What you are asked to do: Print all of the data exactly.

** start Information provided **

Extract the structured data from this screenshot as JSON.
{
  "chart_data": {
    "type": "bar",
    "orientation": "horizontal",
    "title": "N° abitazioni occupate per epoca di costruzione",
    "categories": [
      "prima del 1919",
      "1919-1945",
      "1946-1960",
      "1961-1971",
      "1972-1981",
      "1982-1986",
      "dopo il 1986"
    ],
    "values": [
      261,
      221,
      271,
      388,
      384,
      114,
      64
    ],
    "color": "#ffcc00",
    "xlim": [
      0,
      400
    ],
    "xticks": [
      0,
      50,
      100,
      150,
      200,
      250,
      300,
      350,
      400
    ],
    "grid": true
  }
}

** end Information provided **

Expected answer:
Extract the structured data from this screenshot as JSON.
{
  "chart_data": {
    "type": "bar",
    "orientation": "horizontal",
    "title": "N° abitazioni occupate per epoca di costruzione",
    "categories": [
      "prima del 1919",
      "1919-1945",
      "1946-1960",
      "1961-1971",
      "1972-1981",
      "1982-1986",
      "dopo il 1986"
    ],
    "values": [
      261,
      221,
      271,
      388,
      384,
      114,
      64
    ],
    "color": "#ffcc00",
    "xlim": [
      0,
      400
    ],
    "xticks": [
      0,
      50,
      100,
      150,
      200,
      250,
      300,
      350,
      400
    ],
    "grid": true
  }
}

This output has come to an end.